begin

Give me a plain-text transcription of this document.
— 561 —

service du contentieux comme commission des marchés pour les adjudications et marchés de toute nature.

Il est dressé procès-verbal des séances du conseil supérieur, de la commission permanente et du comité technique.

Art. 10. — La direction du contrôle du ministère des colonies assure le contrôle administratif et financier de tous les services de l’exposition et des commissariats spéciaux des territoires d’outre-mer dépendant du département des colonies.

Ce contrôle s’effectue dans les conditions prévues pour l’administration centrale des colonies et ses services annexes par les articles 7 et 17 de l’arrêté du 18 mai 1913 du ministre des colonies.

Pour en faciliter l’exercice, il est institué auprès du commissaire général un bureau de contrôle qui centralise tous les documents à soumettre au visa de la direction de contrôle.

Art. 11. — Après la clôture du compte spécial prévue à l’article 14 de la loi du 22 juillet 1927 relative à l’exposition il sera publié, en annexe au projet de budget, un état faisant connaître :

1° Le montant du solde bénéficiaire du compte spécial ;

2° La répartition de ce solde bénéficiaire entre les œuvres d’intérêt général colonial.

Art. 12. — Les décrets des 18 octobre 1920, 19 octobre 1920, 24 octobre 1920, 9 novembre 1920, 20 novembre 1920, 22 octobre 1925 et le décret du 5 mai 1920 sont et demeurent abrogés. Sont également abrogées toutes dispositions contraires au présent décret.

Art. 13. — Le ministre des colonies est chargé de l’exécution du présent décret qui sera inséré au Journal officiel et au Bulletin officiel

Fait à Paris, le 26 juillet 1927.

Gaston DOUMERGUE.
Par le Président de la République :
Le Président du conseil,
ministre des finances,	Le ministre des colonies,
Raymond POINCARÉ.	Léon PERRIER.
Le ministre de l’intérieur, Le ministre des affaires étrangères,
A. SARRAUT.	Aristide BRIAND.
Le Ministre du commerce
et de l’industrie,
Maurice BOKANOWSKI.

end

• _Objective_
Return the whole listing exactly, with every line included.

• _The result_
Give me a plain-text transcription of this document.
— 561 —

service du contentieux comme commission des marchés pour les adjudications et marchés de toute nature.

Il est dressé procès-verbal des séances du conseil supérieur, de la commission permanente et du comité technique.

Art. 10. — La direction du contrôle du ministère des colonies assure le contrôle administratif et financier de tous les services de l’exposition et des commissariats spéciaux des territoires d’outre-mer dépendant du département des colonies.

Ce contrôle s’effectue dans les conditions prévues pour l’administration centrale des colonies et ses services annexes par les articles 7 et 17 de l’arrêté du 18 mai 1913 du ministre des colonies.

Pour en faciliter l’exercice, il est institué auprès du commissaire général un bureau de contrôle qui centralise tous les documents à soumettre au visa de la direction de contrôle.

Art. 11. — Après la clôture du compte spécial prévue à l’article 14 de la loi du 22 juillet 1927 relative à l’exposition il sera publié, en annexe au projet de budget, un état faisant connaître :

1° Le montant du solde bénéficiaire du compte spécial ;

2° La répartition de ce solde bénéficiaire entre les œuvres d’intérêt général colonial.

Art. 12. — Les décrets des 18 octobre 1920, 19 octobre 1920, 24 octobre 1920, 9 novembre 1920, 20 novembre 1920, 22 octobre 1925 et le décret du 5 mai 1920 sont et demeurent abrogés. Sont également abrogées toutes dispositions contraires au présent décret.

Art. 13. — Le ministre des colonies est chargé de l’exécution du présent décret qui sera inséré au Journal officiel et au Bulletin officiel

Fait à Paris, le 26 juillet 1927.

Gaston DOUMERGUE.
Par le Président de la République :
Le Président du conseil,
ministre des finances,	Le ministre des colonies,
Raymond POINCARÉ.	Léon PERRIER.
Le ministre de l’intérieur, Le ministre des affaires étrangères,
A. SARRAUT.	Aristide BRIAND.
Le Ministre du commerce
et de l’industrie,
Maurice BOKANOWSKI.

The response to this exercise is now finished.